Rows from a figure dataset
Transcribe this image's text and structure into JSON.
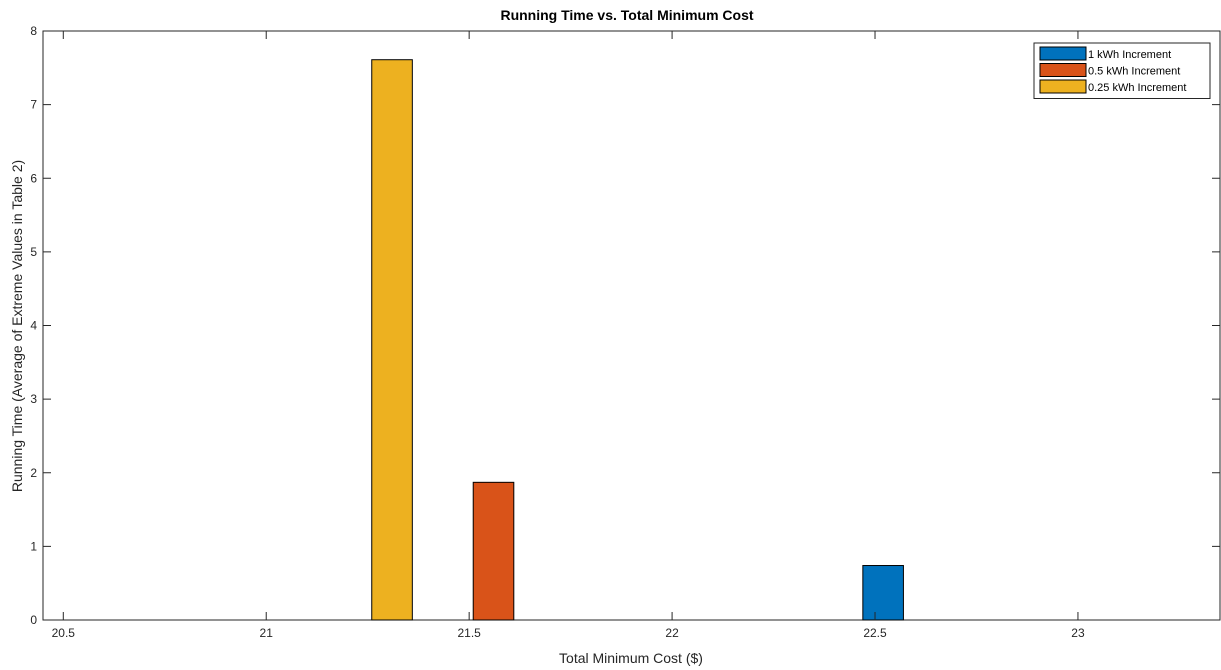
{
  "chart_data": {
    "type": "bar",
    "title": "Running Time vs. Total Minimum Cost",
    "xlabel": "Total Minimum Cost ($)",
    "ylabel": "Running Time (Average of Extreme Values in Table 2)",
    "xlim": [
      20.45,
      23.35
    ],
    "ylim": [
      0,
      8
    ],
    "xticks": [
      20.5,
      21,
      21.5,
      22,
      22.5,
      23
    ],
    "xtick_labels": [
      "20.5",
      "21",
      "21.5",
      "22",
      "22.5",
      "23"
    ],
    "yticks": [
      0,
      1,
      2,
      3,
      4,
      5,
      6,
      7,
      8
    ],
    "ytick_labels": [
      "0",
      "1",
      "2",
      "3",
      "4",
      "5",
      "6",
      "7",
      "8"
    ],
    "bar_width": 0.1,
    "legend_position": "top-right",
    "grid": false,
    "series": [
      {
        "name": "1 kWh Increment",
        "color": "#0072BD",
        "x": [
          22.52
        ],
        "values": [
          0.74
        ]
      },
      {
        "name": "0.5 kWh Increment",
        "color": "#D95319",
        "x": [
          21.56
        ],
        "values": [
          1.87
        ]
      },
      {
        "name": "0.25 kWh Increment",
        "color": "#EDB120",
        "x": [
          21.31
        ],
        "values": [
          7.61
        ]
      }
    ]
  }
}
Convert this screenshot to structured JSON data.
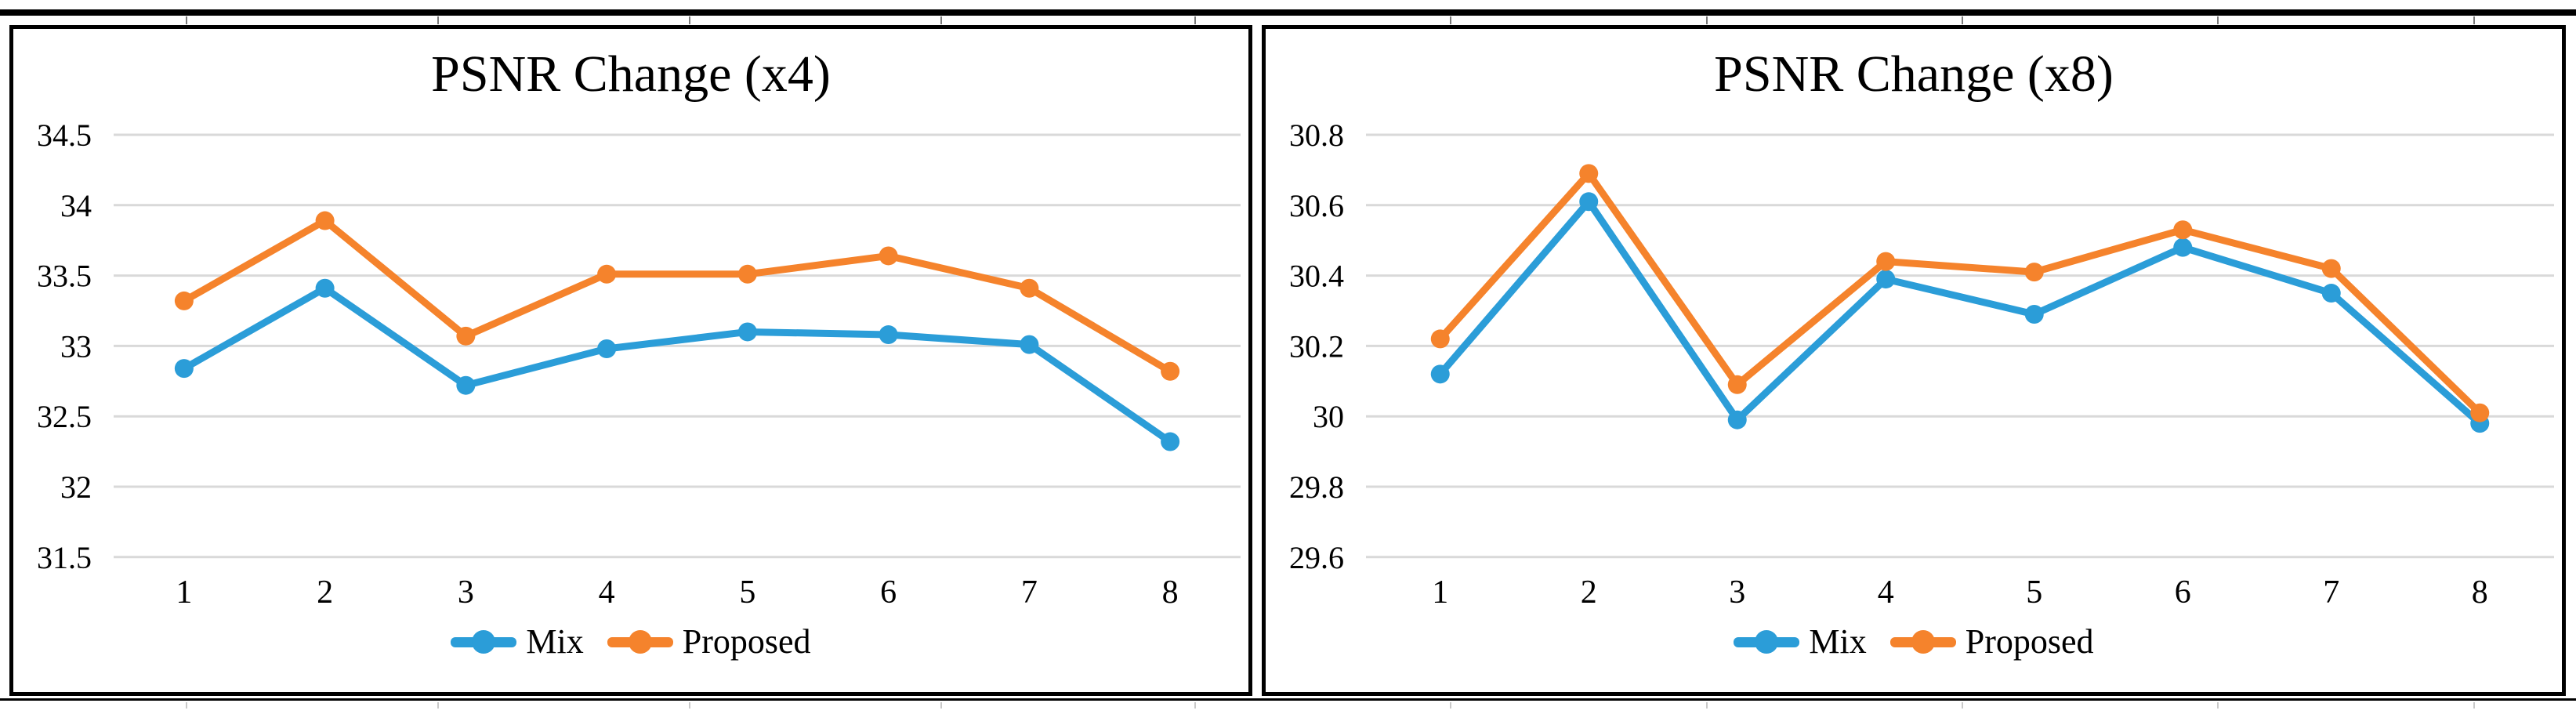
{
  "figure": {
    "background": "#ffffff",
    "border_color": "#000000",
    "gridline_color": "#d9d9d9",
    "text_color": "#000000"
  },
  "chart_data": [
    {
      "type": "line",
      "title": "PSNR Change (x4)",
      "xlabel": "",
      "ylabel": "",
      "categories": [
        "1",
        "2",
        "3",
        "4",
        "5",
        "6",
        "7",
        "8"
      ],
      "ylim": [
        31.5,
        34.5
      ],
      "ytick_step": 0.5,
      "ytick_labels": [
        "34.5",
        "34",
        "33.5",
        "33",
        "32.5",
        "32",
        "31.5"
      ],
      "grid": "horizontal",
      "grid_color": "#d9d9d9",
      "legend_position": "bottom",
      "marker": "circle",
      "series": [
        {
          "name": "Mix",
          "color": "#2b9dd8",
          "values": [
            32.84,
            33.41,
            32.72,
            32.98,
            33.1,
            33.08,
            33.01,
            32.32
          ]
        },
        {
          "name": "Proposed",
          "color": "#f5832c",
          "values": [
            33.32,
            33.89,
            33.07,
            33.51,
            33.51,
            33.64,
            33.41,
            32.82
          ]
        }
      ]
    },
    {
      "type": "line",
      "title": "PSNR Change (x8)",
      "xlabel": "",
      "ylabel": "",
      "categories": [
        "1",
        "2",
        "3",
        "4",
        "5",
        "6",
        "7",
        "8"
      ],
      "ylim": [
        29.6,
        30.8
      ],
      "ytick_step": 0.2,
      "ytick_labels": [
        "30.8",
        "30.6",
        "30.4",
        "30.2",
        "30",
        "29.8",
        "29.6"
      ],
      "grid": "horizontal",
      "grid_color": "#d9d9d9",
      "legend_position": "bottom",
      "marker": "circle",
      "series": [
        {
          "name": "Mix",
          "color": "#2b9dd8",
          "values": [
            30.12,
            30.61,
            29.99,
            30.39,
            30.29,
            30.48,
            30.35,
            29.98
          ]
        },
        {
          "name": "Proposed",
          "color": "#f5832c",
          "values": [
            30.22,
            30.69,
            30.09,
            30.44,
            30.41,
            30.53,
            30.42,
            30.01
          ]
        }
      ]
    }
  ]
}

* * *

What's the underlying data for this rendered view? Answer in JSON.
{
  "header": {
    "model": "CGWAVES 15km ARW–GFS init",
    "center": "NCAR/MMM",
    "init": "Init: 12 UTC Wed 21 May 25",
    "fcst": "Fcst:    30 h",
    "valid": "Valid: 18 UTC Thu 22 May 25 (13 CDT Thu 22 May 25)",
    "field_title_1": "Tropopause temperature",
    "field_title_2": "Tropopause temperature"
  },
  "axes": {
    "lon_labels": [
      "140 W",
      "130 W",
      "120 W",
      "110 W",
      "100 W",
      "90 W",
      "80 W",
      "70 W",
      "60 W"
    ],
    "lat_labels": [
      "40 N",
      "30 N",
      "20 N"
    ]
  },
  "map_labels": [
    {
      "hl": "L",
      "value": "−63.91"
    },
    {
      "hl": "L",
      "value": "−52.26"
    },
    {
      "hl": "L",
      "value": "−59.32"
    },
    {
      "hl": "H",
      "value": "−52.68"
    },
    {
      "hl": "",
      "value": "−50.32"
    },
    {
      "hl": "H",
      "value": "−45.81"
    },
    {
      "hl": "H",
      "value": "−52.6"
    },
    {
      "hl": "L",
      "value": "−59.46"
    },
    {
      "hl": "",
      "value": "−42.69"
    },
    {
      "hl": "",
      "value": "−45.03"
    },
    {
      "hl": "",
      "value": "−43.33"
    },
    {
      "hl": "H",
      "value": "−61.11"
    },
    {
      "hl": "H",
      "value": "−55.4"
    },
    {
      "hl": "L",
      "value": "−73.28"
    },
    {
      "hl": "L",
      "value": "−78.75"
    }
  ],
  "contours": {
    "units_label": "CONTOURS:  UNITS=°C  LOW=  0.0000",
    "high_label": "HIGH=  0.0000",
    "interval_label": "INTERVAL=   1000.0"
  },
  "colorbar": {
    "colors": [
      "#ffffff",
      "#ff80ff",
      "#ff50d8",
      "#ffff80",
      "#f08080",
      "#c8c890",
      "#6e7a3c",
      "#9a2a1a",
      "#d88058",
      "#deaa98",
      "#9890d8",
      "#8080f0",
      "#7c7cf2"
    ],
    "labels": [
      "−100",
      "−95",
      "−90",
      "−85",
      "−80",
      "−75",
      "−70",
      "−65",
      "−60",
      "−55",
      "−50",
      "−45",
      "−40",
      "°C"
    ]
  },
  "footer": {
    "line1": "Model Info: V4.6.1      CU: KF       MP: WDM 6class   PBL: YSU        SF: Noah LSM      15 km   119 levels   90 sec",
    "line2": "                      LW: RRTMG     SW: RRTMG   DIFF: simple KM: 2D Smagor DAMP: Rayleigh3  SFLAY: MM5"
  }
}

> TASK PROMPT
From the records, copy every line that has the string "Minimum" in it.

> FULL OUTPUT
    "title": "Running Time vs. Total Minimum Cost",
    "xlabel": "Total Minimum Cost ($)",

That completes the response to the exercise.